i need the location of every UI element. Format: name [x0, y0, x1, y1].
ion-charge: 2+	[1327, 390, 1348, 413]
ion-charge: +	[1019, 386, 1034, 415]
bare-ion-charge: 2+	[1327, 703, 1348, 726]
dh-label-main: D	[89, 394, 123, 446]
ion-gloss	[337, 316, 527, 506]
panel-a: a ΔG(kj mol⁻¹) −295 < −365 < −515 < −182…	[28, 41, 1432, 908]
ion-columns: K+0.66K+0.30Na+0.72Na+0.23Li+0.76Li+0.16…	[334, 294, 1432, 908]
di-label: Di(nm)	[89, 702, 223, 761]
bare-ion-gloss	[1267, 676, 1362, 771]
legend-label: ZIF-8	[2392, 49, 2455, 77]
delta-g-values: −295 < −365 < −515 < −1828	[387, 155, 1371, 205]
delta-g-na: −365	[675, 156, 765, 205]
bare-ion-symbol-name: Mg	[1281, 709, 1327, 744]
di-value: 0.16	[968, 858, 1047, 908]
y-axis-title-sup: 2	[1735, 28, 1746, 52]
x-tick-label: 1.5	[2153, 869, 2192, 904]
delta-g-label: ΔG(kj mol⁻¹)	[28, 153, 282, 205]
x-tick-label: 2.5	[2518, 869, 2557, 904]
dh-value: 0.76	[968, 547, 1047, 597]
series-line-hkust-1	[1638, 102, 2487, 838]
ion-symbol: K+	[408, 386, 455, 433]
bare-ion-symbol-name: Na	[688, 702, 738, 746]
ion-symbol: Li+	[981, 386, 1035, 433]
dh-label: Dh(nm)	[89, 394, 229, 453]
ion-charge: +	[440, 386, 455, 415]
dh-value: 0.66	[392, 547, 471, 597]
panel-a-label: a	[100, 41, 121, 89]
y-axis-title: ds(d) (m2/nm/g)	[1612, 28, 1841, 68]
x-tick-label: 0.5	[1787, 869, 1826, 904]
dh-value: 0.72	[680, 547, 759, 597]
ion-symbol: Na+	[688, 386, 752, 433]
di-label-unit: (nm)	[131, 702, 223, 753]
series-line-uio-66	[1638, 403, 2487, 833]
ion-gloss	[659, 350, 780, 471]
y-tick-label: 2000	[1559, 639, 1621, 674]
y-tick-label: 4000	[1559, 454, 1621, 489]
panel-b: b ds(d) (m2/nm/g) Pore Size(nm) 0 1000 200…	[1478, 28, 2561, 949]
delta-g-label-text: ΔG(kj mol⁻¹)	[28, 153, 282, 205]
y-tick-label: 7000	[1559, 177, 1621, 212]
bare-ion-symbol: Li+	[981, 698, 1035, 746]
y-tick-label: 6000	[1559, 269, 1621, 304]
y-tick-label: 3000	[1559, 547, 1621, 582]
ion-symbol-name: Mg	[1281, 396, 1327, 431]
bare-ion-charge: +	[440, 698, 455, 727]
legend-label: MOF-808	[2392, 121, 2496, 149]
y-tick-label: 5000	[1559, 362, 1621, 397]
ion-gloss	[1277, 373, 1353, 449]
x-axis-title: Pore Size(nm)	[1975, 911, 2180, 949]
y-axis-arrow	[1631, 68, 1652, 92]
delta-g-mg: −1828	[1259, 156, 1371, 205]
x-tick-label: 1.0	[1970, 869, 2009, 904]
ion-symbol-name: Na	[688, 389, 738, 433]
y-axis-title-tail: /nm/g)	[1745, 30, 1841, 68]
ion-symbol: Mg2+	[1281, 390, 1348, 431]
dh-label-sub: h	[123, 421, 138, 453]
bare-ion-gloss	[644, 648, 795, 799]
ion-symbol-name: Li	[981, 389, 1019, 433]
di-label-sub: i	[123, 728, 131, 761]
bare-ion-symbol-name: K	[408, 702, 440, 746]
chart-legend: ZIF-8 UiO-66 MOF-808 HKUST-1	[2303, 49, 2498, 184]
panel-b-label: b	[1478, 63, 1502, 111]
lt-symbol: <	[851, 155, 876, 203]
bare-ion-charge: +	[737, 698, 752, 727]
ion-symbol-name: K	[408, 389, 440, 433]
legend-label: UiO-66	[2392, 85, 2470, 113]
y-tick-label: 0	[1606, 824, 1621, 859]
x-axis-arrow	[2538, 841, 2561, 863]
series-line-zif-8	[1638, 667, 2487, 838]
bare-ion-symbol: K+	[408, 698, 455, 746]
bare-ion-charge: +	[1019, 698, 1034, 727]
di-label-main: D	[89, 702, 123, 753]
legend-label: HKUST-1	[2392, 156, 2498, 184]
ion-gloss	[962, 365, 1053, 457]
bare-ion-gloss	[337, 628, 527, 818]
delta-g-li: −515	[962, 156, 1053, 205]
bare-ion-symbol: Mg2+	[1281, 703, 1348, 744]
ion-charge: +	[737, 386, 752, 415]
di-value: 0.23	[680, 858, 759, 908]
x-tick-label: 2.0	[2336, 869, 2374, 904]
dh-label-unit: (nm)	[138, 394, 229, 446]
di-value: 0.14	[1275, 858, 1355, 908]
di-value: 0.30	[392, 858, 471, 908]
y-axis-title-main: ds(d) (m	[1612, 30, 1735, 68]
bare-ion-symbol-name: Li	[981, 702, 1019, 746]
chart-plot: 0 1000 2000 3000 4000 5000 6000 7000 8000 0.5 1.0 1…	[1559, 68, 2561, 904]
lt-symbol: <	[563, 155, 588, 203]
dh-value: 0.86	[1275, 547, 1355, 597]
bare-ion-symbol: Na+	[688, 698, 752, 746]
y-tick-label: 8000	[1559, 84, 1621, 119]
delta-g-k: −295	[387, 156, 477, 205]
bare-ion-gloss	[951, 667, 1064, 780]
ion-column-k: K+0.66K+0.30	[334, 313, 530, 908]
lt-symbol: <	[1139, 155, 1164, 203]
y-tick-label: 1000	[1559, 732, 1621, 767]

◆ Exercise details:
Reproduce all of the material above, swapping "legend-label" for "series-label" everywhere it occurs and leaving everything else unchanged.

◆ The output:
i need the location of every UI element. Format: name [x0, y0, x1, y1].
ion-charge: 2+	[1327, 390, 1348, 413]
ion-charge: +	[1019, 386, 1034, 415]
bare-ion-charge: 2+	[1327, 703, 1348, 726]
dh-label-main: D	[89, 394, 123, 446]
ion-gloss	[337, 316, 527, 506]
panel-a: a ΔG(kj mol⁻¹) −295 < −365 < −515 < −182…	[28, 41, 1432, 908]
ion-columns: K+0.66K+0.30Na+0.72Na+0.23Li+0.76Li+0.16…	[334, 294, 1432, 908]
di-label: Di(nm)	[89, 702, 223, 761]
bare-ion-gloss	[1267, 676, 1362, 771]
series-label: ZIF-8	[2392, 49, 2455, 77]
delta-g-values: −295 < −365 < −515 < −1828	[387, 155, 1371, 205]
delta-g-na: −365	[675, 156, 765, 205]
bare-ion-symbol-name: Mg	[1281, 709, 1327, 744]
di-value: 0.16	[968, 858, 1047, 908]
y-axis-title-sup: 2	[1735, 28, 1746, 52]
x-tick-label: 1.5	[2153, 869, 2192, 904]
delta-g-label: ΔG(kj mol⁻¹)	[28, 153, 282, 205]
x-tick-label: 2.5	[2518, 869, 2557, 904]
dh-value: 0.76	[968, 547, 1047, 597]
series-line-hkust-1	[1638, 102, 2487, 838]
ion-symbol: K+	[408, 386, 455, 433]
bare-ion-symbol-name: Na	[688, 702, 738, 746]
ion-symbol: Li+	[981, 386, 1035, 433]
dh-label: Dh(nm)	[89, 394, 229, 453]
ion-charge: +	[440, 386, 455, 415]
dh-value: 0.66	[392, 547, 471, 597]
panel-a-label: a	[100, 41, 121, 89]
y-axis-title: ds(d) (m2/nm/g)	[1612, 28, 1841, 68]
x-tick-label: 0.5	[1787, 869, 1826, 904]
dh-value: 0.72	[680, 547, 759, 597]
ion-symbol: Na+	[688, 386, 752, 433]
di-label-unit: (nm)	[131, 702, 223, 753]
series-line-uio-66	[1638, 403, 2487, 833]
ion-gloss	[659, 350, 780, 471]
y-tick-label: 2000	[1559, 639, 1621, 674]
y-tick-label: 4000	[1559, 454, 1621, 489]
panel-b: b ds(d) (m2/nm/g) Pore Size(nm) 0 1000 200…	[1478, 28, 2561, 949]
delta-g-label-text: ΔG(kj mol⁻¹)	[28, 153, 282, 205]
y-tick-label: 7000	[1559, 177, 1621, 212]
bare-ion-symbol: Li+	[981, 698, 1035, 746]
y-tick-label: 6000	[1559, 269, 1621, 304]
y-tick-label: 3000	[1559, 547, 1621, 582]
ion-symbol-name: Mg	[1281, 396, 1327, 431]
bare-ion-charge: +	[440, 698, 455, 727]
series-label: MOF-808	[2392, 121, 2496, 149]
y-tick-label: 5000	[1559, 362, 1621, 397]
ion-gloss	[1277, 373, 1353, 449]
x-axis-title: Pore Size(nm)	[1975, 911, 2180, 949]
y-axis-arrow	[1631, 68, 1652, 92]
delta-g-mg: −1828	[1259, 156, 1371, 205]
x-tick-label: 1.0	[1970, 869, 2009, 904]
ion-symbol-name: Na	[688, 389, 738, 433]
y-axis-title-tail: /nm/g)	[1745, 30, 1841, 68]
ion-symbol: Mg2+	[1281, 390, 1348, 431]
dh-label-sub: h	[123, 421, 138, 453]
bare-ion-gloss	[644, 648, 795, 799]
ion-symbol-name: Li	[981, 389, 1019, 433]
di-label-sub: i	[123, 728, 131, 761]
bare-ion-symbol-name: K	[408, 702, 440, 746]
chart-legend: ZIF-8 UiO-66 MOF-808 HKUST-1	[2303, 49, 2498, 184]
panel-b-label: b	[1478, 63, 1502, 111]
lt-symbol: <	[851, 155, 876, 203]
bare-ion-charge: +	[737, 698, 752, 727]
ion-symbol-name: K	[408, 389, 440, 433]
series-label: UiO-66	[2392, 85, 2470, 113]
y-tick-label: 0	[1606, 824, 1621, 859]
x-axis-arrow	[2538, 841, 2561, 863]
series-line-zif-8	[1638, 667, 2487, 838]
bare-ion-symbol: K+	[408, 698, 455, 746]
bare-ion-charge: +	[1019, 698, 1034, 727]
di-label-main: D	[89, 702, 123, 753]
series-label: HKUST-1	[2392, 156, 2498, 184]
ion-gloss	[962, 365, 1053, 457]
bare-ion-gloss	[337, 628, 527, 818]
delta-g-li: −515	[962, 156, 1053, 205]
bare-ion-symbol: Mg2+	[1281, 703, 1348, 744]
ion-charge: +	[737, 386, 752, 415]
di-value: 0.23	[680, 858, 759, 908]
x-tick-label: 2.0	[2336, 869, 2374, 904]
dh-label-unit: (nm)	[138, 394, 229, 446]
di-value: 0.14	[1275, 858, 1355, 908]
di-value: 0.30	[392, 858, 471, 908]
y-axis-title-main: ds(d) (m	[1612, 30, 1735, 68]
bare-ion-symbol-name: Li	[981, 702, 1019, 746]
chart-plot: 0 1000 2000 3000 4000 5000 6000 7000 8000 0.5 1.0 1…	[1559, 68, 2561, 904]
lt-symbol: <	[563, 155, 588, 203]
dh-value: 0.86	[1275, 547, 1355, 597]
bare-ion-symbol: Na+	[688, 698, 752, 746]
y-tick-label: 8000	[1559, 84, 1621, 119]
delta-g-k: −295	[387, 156, 477, 205]
bare-ion-gloss	[951, 667, 1064, 780]
ion-column-k: K+0.66K+0.30	[334, 313, 530, 908]
lt-symbol: <	[1139, 155, 1164, 203]
y-tick-label: 1000	[1559, 732, 1621, 767]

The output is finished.